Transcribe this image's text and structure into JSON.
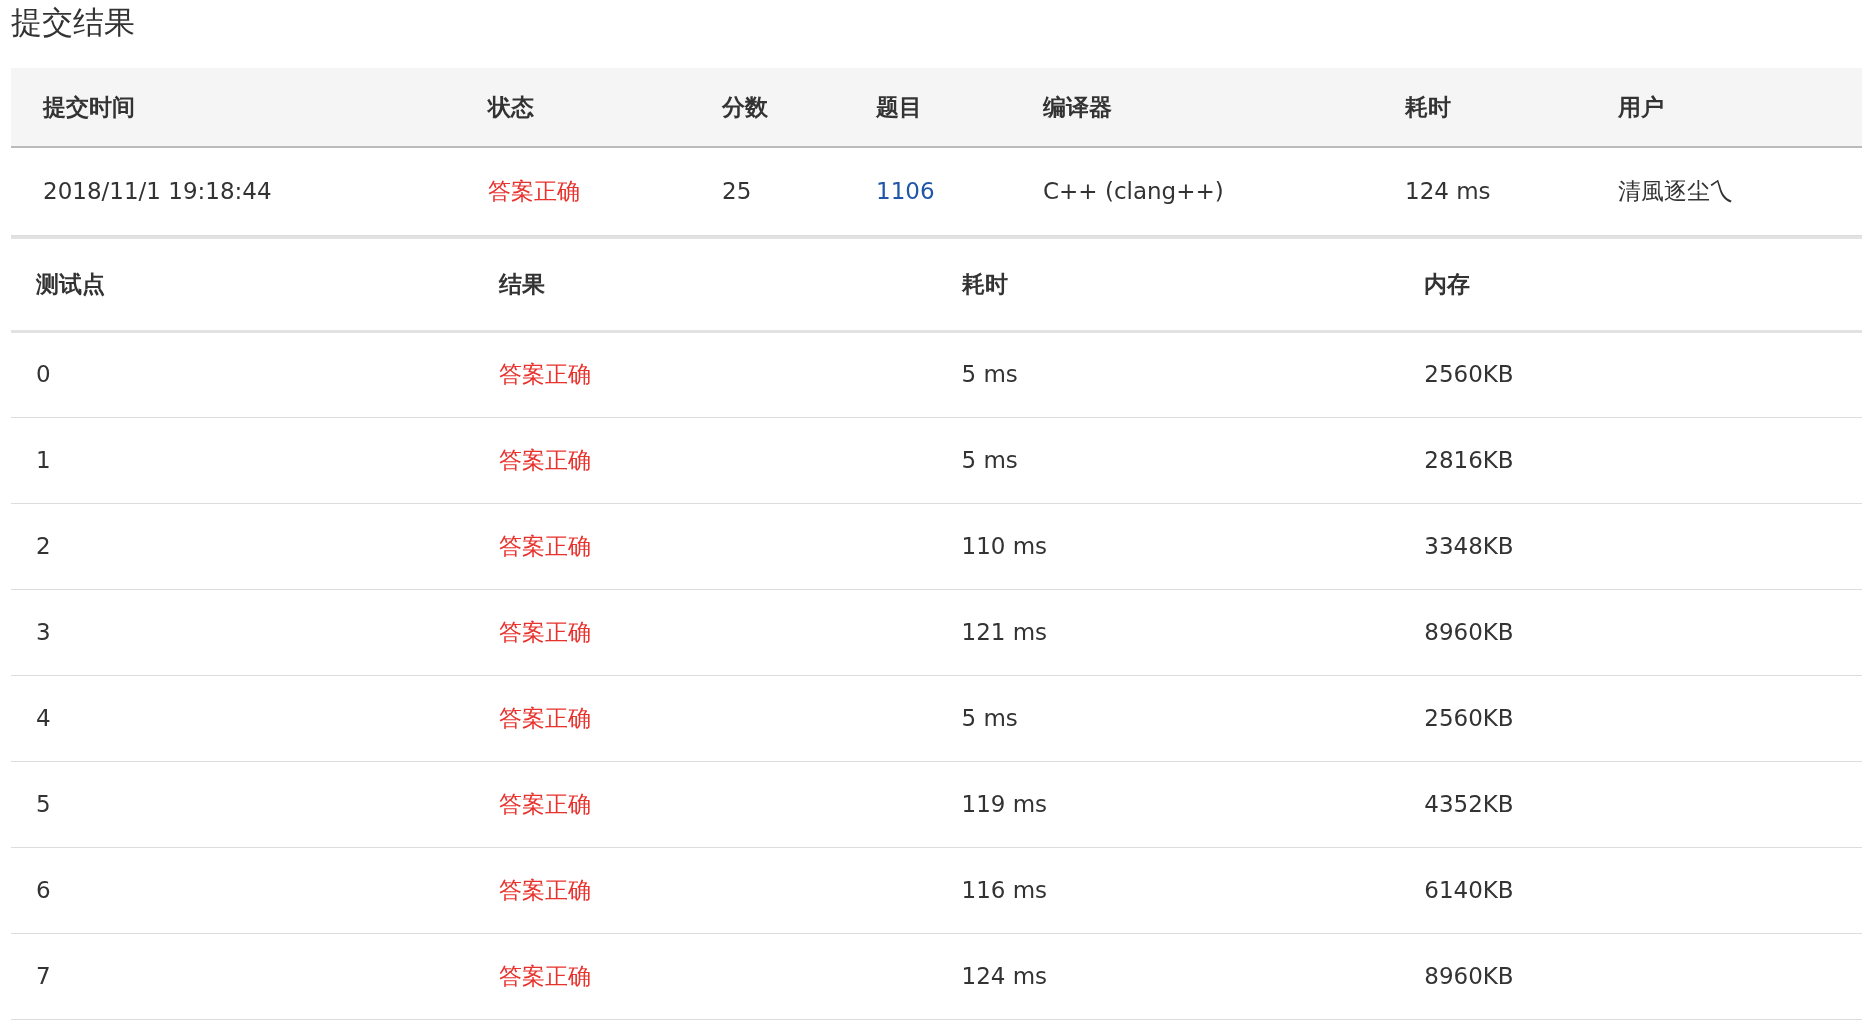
{
  "title": "提交结果",
  "submission": {
    "columns": [
      "提交时间",
      "状态",
      "分数",
      "题目",
      "编译器",
      "耗时",
      "用户"
    ],
    "row": {
      "submitted_at": "2018/11/1 19:18:44",
      "status": "答案正确",
      "score": "25",
      "problem": "1106",
      "compiler": "C++ (clang++)",
      "time": "124 ms",
      "user": "清風逐尘乀"
    }
  },
  "test_points": {
    "columns": [
      "测试点",
      "结果",
      "耗时",
      "内存"
    ],
    "rows": [
      {
        "point": "0",
        "result": "答案正确",
        "time": "5 ms",
        "memory": "2560KB"
      },
      {
        "point": "1",
        "result": "答案正确",
        "time": "5 ms",
        "memory": "2816KB"
      },
      {
        "point": "2",
        "result": "答案正确",
        "time": "110 ms",
        "memory": "3348KB"
      },
      {
        "point": "3",
        "result": "答案正确",
        "time": "121 ms",
        "memory": "8960KB"
      },
      {
        "point": "4",
        "result": "答案正确",
        "time": "5 ms",
        "memory": "2560KB"
      },
      {
        "point": "5",
        "result": "答案正确",
        "time": "119 ms",
        "memory": "4352KB"
      },
      {
        "point": "6",
        "result": "答案正确",
        "time": "116 ms",
        "memory": "6140KB"
      },
      {
        "point": "7",
        "result": "答案正确",
        "time": "124 ms",
        "memory": "8960KB"
      }
    ]
  }
}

→ Aim
Working from the lines above, reproduce the material exactly and exclude its pictures.

→ Reply to the exercise
Transcribe this image's text and structure into JSON.
{
  "title": "提交结果",
  "submission": {
    "columns": [
      "提交时间",
      "状态",
      "分数",
      "题目",
      "编译器",
      "耗时",
      "用户"
    ],
    "row": {
      "submitted_at": "2018/11/1 19:18:44",
      "status": "答案正确",
      "score": "25",
      "problem": "1106",
      "compiler": "C++ (clang++)",
      "time": "124 ms",
      "user": "清風逐尘乀"
    }
  },
  "test_points": {
    "columns": [
      "测试点",
      "结果",
      "耗时",
      "内存"
    ],
    "rows": [
      {
        "point": "0",
        "result": "答案正确",
        "time": "5 ms",
        "memory": "2560KB"
      },
      {
        "point": "1",
        "result": "答案正确",
        "time": "5 ms",
        "memory": "2816KB"
      },
      {
        "point": "2",
        "result": "答案正确",
        "time": "110 ms",
        "memory": "3348KB"
      },
      {
        "point": "3",
        "result": "答案正确",
        "time": "121 ms",
        "memory": "8960KB"
      },
      {
        "point": "4",
        "result": "答案正确",
        "time": "5 ms",
        "memory": "2560KB"
      },
      {
        "point": "5",
        "result": "答案正确",
        "time": "119 ms",
        "memory": "4352KB"
      },
      {
        "point": "6",
        "result": "答案正确",
        "time": "116 ms",
        "memory": "6140KB"
      },
      {
        "point": "7",
        "result": "答案正确",
        "time": "124 ms",
        "memory": "8960KB"
      }
    ]
  }
}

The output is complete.